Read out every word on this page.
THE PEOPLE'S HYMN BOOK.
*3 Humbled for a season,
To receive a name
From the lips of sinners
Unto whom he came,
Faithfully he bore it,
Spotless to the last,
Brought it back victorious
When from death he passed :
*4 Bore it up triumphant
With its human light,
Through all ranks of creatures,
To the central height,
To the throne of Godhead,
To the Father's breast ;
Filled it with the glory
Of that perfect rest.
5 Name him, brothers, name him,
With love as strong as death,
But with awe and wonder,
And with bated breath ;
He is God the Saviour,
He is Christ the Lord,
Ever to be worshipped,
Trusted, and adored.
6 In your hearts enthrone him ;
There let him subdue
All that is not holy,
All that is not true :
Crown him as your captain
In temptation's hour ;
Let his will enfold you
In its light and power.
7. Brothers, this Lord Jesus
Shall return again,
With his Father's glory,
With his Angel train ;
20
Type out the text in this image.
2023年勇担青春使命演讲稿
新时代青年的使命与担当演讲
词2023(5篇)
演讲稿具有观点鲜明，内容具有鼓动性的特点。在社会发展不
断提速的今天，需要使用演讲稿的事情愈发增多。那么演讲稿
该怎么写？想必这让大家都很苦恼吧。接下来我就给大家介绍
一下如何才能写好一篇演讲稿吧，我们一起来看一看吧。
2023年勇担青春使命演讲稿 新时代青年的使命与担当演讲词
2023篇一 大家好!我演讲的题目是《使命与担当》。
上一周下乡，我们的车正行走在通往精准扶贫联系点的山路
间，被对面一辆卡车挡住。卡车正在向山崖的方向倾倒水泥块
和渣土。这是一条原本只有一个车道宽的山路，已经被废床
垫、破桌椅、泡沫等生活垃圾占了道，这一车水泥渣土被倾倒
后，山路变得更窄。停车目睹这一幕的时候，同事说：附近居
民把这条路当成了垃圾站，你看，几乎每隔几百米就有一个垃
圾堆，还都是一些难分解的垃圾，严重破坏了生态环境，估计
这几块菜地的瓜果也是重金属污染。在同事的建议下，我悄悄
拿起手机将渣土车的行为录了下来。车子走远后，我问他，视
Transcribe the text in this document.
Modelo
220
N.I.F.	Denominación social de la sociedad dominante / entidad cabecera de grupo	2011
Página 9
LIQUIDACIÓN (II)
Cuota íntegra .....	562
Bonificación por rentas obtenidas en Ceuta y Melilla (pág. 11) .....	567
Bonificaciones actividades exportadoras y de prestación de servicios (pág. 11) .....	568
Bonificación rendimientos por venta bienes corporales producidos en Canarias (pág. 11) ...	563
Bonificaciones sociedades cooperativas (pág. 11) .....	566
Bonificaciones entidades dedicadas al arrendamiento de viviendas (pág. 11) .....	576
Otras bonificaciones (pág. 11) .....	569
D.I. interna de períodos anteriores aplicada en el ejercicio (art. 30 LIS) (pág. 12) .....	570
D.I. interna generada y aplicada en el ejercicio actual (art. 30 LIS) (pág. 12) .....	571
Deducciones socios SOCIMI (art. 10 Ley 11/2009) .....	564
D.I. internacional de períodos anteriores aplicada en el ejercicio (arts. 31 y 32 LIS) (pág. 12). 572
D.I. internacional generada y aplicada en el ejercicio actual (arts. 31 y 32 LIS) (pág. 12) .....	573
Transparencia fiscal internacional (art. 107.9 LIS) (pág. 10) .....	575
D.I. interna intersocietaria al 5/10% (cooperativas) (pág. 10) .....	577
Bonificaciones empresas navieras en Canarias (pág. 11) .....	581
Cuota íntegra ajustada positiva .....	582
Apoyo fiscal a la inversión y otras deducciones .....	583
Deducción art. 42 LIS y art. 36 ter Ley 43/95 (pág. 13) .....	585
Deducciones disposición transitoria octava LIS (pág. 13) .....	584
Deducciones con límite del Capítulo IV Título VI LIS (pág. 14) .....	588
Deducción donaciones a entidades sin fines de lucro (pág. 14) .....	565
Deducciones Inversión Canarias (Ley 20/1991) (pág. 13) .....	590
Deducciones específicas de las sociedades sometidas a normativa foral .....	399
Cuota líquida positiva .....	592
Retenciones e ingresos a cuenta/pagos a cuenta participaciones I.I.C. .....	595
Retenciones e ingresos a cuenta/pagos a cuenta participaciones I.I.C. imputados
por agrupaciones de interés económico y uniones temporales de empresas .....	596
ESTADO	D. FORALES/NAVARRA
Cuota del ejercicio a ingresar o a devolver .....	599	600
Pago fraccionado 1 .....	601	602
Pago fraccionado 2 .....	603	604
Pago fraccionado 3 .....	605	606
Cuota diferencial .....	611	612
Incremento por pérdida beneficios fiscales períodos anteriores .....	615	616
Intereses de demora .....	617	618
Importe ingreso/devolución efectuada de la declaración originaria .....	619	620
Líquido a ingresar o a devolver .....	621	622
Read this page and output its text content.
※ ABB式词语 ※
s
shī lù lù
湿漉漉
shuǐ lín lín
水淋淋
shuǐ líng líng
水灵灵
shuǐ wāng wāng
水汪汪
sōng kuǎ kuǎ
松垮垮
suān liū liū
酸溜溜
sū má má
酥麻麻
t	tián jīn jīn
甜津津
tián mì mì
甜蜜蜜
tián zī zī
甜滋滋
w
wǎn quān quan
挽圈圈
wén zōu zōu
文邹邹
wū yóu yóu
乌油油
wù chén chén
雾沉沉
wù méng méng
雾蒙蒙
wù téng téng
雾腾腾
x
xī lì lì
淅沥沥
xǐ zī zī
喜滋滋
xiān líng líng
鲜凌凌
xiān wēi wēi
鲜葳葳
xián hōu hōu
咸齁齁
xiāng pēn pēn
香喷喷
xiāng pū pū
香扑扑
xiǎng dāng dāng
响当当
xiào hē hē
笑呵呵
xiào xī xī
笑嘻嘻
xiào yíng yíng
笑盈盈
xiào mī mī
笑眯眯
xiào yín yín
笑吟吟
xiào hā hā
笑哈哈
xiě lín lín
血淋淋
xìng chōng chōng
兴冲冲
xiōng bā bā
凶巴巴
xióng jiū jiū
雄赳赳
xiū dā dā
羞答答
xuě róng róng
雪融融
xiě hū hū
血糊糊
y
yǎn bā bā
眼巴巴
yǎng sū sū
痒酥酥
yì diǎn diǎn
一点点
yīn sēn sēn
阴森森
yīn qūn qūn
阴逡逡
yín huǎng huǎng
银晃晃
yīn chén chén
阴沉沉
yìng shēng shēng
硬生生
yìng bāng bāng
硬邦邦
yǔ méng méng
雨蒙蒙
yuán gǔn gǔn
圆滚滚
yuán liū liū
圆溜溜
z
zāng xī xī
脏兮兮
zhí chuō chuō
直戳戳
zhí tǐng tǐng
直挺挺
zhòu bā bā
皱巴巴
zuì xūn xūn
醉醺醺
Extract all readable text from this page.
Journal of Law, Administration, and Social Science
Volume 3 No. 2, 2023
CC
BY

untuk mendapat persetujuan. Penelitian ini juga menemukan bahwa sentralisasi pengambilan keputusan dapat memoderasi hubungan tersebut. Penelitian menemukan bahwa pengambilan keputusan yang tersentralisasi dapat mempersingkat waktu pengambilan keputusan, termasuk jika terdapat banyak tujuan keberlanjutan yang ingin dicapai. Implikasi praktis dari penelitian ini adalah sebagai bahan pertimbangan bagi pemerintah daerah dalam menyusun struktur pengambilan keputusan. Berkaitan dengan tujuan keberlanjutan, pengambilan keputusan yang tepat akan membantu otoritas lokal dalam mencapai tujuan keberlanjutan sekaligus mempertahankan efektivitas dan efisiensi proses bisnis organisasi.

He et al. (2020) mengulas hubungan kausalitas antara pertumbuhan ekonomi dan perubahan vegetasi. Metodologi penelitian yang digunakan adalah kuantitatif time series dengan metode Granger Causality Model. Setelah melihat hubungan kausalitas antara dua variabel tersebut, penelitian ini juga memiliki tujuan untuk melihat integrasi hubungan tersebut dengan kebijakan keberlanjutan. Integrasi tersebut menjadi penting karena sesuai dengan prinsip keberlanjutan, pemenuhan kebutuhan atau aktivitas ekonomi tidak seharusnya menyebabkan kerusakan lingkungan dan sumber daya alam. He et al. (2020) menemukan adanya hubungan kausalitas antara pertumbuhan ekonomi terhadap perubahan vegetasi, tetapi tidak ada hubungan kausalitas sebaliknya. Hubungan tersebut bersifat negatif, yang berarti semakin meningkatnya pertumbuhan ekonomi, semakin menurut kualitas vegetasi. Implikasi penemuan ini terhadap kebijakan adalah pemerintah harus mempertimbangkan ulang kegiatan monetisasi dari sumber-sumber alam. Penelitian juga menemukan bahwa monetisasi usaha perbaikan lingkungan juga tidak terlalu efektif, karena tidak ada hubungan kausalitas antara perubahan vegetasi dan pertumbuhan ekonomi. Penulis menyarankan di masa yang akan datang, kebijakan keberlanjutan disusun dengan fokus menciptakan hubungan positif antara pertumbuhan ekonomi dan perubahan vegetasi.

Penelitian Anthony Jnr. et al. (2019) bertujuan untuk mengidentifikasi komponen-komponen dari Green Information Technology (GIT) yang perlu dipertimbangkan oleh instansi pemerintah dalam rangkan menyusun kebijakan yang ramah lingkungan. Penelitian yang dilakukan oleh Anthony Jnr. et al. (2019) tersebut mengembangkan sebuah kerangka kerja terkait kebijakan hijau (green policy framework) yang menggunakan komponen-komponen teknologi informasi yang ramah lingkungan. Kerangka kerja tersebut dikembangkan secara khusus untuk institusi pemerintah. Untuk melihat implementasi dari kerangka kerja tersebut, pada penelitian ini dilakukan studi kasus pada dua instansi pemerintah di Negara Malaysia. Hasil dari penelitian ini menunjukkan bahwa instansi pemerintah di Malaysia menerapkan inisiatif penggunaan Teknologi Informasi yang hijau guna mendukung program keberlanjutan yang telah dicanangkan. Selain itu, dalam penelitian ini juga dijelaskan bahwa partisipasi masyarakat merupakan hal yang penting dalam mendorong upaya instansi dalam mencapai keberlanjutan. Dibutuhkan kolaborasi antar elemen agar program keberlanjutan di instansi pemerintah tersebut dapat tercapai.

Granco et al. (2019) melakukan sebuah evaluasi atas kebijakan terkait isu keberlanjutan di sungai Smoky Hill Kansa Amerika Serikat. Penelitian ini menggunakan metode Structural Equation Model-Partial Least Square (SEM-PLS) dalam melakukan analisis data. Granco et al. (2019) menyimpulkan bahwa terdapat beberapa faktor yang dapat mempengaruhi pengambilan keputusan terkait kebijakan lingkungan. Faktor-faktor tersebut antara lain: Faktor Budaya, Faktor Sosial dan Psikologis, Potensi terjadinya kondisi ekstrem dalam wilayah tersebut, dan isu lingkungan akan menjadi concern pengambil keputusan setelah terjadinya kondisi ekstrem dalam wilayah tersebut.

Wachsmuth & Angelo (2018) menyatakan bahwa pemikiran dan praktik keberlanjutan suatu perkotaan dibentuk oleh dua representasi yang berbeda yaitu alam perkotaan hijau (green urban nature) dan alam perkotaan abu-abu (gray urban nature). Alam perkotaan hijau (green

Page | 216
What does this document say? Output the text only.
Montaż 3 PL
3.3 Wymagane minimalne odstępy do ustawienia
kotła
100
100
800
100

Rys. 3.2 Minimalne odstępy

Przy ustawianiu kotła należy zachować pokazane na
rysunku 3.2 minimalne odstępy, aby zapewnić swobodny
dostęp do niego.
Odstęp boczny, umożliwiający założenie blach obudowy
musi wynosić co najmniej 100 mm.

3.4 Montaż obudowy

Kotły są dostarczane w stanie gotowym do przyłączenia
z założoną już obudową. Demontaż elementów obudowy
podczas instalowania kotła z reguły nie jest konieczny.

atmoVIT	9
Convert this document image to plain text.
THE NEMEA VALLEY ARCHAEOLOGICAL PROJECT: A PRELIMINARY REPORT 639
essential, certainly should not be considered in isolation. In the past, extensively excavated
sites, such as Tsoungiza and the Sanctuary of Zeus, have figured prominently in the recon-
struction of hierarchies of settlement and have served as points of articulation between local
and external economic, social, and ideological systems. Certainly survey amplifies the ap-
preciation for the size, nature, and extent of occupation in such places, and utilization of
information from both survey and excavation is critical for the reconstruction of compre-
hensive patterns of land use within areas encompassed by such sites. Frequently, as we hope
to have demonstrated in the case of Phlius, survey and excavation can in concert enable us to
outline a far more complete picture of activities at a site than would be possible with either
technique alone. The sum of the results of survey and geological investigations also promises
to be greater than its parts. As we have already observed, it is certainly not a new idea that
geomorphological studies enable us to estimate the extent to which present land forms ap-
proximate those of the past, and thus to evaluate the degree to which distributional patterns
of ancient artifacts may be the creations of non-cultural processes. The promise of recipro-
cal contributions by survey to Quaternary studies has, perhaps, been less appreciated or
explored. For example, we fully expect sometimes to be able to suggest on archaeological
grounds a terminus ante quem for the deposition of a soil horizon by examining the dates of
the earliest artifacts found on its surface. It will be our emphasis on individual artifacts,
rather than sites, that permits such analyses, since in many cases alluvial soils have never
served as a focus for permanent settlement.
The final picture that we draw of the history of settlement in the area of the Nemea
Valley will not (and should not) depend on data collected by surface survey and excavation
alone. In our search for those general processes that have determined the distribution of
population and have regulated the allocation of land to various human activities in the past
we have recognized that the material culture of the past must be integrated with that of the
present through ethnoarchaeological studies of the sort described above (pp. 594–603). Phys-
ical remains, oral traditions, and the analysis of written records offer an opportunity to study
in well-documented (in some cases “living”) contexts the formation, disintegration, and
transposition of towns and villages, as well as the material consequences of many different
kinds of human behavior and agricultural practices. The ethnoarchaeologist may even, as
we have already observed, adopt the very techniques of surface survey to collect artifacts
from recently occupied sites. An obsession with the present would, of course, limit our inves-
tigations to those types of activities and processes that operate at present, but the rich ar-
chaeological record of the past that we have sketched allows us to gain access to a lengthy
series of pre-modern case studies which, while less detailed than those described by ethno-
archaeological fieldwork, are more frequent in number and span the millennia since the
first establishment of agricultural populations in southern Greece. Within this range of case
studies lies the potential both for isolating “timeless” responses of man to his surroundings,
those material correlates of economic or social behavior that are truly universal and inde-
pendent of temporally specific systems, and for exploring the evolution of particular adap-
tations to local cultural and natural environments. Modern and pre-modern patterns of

---*---

Written exercise:
State the number of lines that contain the string "menjadi", with no other words.

Exercise result:
2